**Work to be completed:** Here are the records. Print them all exactly.

**Records to use:**
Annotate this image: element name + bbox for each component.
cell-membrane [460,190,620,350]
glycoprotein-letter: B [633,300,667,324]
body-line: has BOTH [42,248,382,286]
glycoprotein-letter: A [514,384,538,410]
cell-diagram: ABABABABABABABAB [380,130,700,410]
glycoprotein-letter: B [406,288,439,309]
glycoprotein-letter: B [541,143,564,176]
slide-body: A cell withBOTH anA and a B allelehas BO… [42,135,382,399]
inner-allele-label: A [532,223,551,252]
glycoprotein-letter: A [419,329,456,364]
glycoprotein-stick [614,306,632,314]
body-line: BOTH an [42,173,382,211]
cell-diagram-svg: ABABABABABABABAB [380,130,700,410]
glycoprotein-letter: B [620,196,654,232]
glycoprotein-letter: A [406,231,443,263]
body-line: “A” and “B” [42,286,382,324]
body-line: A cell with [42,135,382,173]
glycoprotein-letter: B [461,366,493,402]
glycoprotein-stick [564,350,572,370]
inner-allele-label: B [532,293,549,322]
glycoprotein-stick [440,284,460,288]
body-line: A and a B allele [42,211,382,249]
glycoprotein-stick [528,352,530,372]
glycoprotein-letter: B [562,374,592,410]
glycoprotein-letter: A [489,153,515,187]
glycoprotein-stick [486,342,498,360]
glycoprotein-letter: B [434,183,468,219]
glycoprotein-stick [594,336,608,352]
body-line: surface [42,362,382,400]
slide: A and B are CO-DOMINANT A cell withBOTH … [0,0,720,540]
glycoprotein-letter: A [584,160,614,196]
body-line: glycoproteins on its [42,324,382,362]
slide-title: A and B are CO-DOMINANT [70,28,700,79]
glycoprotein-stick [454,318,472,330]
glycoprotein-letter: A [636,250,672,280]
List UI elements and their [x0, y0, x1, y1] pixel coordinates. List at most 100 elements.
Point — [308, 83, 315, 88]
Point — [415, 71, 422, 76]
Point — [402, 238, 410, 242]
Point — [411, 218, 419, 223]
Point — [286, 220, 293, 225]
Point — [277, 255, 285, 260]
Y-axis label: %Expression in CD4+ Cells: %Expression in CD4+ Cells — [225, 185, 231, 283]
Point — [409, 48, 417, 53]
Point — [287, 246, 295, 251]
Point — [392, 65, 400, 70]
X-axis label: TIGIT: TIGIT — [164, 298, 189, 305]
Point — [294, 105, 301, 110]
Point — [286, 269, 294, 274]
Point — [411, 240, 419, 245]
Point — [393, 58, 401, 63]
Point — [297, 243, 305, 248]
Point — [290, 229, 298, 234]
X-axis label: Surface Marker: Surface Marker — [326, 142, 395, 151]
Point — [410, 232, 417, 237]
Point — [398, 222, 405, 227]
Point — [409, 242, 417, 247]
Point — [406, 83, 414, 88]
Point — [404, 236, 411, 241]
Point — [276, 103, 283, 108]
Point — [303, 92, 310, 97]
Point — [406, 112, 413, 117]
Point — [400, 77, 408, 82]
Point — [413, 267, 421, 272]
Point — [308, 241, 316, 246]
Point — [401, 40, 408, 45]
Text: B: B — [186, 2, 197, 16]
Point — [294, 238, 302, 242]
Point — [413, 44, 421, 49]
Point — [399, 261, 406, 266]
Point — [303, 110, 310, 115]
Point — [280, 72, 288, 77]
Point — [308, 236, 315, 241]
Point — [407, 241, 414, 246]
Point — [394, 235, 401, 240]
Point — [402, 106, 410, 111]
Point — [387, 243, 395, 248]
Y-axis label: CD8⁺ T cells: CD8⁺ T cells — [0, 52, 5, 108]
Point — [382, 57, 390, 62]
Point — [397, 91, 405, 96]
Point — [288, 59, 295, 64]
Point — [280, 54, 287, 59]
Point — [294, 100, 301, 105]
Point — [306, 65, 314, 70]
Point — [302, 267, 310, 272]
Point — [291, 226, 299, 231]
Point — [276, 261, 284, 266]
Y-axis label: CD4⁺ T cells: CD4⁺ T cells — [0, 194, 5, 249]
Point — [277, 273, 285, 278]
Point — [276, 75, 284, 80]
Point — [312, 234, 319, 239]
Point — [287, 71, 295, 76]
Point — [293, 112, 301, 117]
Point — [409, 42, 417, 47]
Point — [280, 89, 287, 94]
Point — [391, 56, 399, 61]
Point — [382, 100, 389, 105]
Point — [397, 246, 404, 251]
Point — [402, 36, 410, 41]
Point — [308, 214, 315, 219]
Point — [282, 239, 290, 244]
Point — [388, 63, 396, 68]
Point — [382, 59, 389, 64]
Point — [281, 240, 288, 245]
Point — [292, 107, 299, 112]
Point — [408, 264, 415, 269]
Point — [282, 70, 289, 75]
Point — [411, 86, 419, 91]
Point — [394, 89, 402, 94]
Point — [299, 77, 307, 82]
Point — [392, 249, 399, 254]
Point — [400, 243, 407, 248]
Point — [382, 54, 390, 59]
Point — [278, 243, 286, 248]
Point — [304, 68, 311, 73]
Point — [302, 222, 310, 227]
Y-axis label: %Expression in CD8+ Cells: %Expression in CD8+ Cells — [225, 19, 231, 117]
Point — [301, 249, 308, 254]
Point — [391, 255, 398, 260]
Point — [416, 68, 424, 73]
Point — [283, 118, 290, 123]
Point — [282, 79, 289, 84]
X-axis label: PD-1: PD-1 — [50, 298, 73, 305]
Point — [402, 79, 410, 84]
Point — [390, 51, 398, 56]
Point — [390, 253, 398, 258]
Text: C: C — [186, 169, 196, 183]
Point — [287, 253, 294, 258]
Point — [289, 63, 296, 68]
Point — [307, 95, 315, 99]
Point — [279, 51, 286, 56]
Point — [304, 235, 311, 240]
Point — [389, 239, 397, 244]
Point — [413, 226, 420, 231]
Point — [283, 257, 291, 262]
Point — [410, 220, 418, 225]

**Reply:**
Annotate this image: element name + bbox for each component.
cell-membrane [460,190,620,350]
glycoprotein-letter: B [633,300,667,324]
body-line: has BOTH [42,248,382,286]
glycoprotein-letter: A [514,384,538,410]
cell-diagram: ABABABABABABABAB [380,130,700,410]
glycoprotein-letter: B [406,288,439,309]
glycoprotein-letter: B [541,143,564,176]
slide-body: A cell withBOTH anA and a B allelehas BO… [42,135,382,399]
inner-allele-label: A [532,223,551,252]
glycoprotein-letter: A [419,329,456,364]
glycoprotein-stick [614,306,632,314]
body-line: BOTH an [42,173,382,211]
cell-diagram-svg: ABABABABABABABAB [380,130,700,410]
glycoprotein-letter: B [620,196,654,232]
glycoprotein-letter: A [406,231,443,263]
body-line: “A” and “B” [42,286,382,324]
body-line: A cell with [42,135,382,173]
glycoprotein-letter: B [461,366,493,402]
glycoprotein-stick [564,350,572,370]
inner-allele-label: B [532,293,549,322]
glycoprotein-stick [440,284,460,288]
body-line: A and a B allele [42,211,382,249]
glycoprotein-stick [528,352,530,372]
glycoprotein-letter: B [562,374,592,410]
glycoprotein-letter: A [489,153,515,187]
glycoprotein-stick [486,342,498,360]
glycoprotein-letter: B [434,183,468,219]
glycoprotein-stick [594,336,608,352]
body-line: surface [42,362,382,400]
slide: A and B are CO-DOMINANT A cell withBOTH … [0,0,720,540]
glycoprotein-letter: A [584,160,614,196]
body-line: glycoproteins on its [42,324,382,362]
slide-title: A and B are CO-DOMINANT [70,28,700,79]
glycoprotein-stick [454,318,472,330]
glycoprotein-letter: A [636,250,672,280]
List UI elements and their [x0, y0, x1, y1] pixel coordinates. List at most 100 elements.
Point — [308, 83, 315, 88]
Point — [415, 71, 422, 76]
Point — [402, 238, 410, 242]
Point — [411, 218, 419, 223]
Point — [286, 220, 293, 225]
Point — [277, 255, 285, 260]
Y-axis label: %Expression in CD4+ Cells: %Expression in CD4+ Cells — [225, 185, 231, 283]
Point — [409, 48, 417, 53]
Point — [287, 246, 295, 251]
Point — [392, 65, 400, 70]
X-axis label: TIGIT: TIGIT — [164, 298, 189, 305]
Point — [294, 105, 301, 110]
Point — [286, 269, 294, 274]
Point — [411, 240, 419, 245]
Point — [393, 58, 401, 63]
Point — [297, 243, 305, 248]
Point — [290, 229, 298, 234]
X-axis label: Surface Marker: Surface Marker — [326, 142, 395, 151]
Point — [410, 232, 417, 237]
Point — [398, 222, 405, 227]
Point — [409, 242, 417, 247]
Point — [406, 83, 414, 88]
Point — [404, 236, 411, 241]
Point — [276, 103, 283, 108]
Point — [303, 92, 310, 97]
Point — [406, 112, 413, 117]
Point — [400, 77, 408, 82]
Point — [413, 267, 421, 272]
Point — [308, 241, 316, 246]
Point — [401, 40, 408, 45]
Text: B: B — [186, 2, 197, 16]
Point — [294, 238, 302, 242]
Point — [413, 44, 421, 49]
Point — [399, 261, 406, 266]
Point — [303, 110, 310, 115]
Point — [280, 72, 288, 77]
Point — [308, 236, 315, 241]
Point — [407, 241, 414, 246]
Point — [394, 235, 401, 240]
Point — [402, 106, 410, 111]
Point — [387, 243, 395, 248]
Y-axis label: CD8⁺ T cells: CD8⁺ T cells — [0, 52, 5, 108]
Point — [382, 57, 390, 62]
Point — [397, 91, 405, 96]
Point — [288, 59, 295, 64]
Point — [280, 54, 287, 59]
Point — [294, 100, 301, 105]
Point — [306, 65, 314, 70]
Point — [302, 267, 310, 272]
Point — [291, 226, 299, 231]
Point — [276, 261, 284, 266]
Y-axis label: CD4⁺ T cells: CD4⁺ T cells — [0, 194, 5, 249]
Point — [277, 273, 285, 278]
Point — [276, 75, 284, 80]
Point — [312, 234, 319, 239]
Point — [287, 71, 295, 76]
Point — [293, 112, 301, 117]
Point — [409, 42, 417, 47]
Point — [280, 89, 287, 94]
Point — [391, 56, 399, 61]
Point — [382, 100, 389, 105]
Point — [397, 246, 404, 251]
Point — [402, 36, 410, 41]
Point — [308, 214, 315, 219]
Point — [282, 239, 290, 244]
Point — [388, 63, 396, 68]
Point — [382, 59, 389, 64]
Point — [281, 240, 288, 245]
Point — [292, 107, 299, 112]
Point — [408, 264, 415, 269]
Point — [282, 70, 289, 75]
Point — [411, 86, 419, 91]
Point — [394, 89, 402, 94]
Point — [299, 77, 307, 82]
Point — [392, 249, 399, 254]
Point — [400, 243, 407, 248]
Point — [382, 54, 390, 59]
Point — [278, 243, 286, 248]
Point — [304, 68, 311, 73]
Point — [302, 222, 310, 227]
Y-axis label: %Expression in CD8+ Cells: %Expression in CD8+ Cells — [225, 19, 231, 117]
Point — [301, 249, 308, 254]
Point — [391, 255, 398, 260]
Point — [416, 68, 424, 73]
Point — [283, 118, 290, 123]
Point — [282, 79, 289, 84]
X-axis label: PD-1: PD-1 — [50, 298, 73, 305]
Point — [402, 79, 410, 84]
Point — [390, 51, 398, 56]
Point — [390, 253, 398, 258]
Text: C: C — [186, 169, 196, 183]
Point — [287, 253, 294, 258]
Point — [289, 63, 296, 68]
Point — [307, 95, 315, 99]
Point — [279, 51, 286, 56]
Point — [304, 235, 311, 240]
Point — [389, 239, 397, 244]
Point — [413, 226, 420, 231]
Point — [283, 257, 291, 262]
Point — [410, 220, 418, 225]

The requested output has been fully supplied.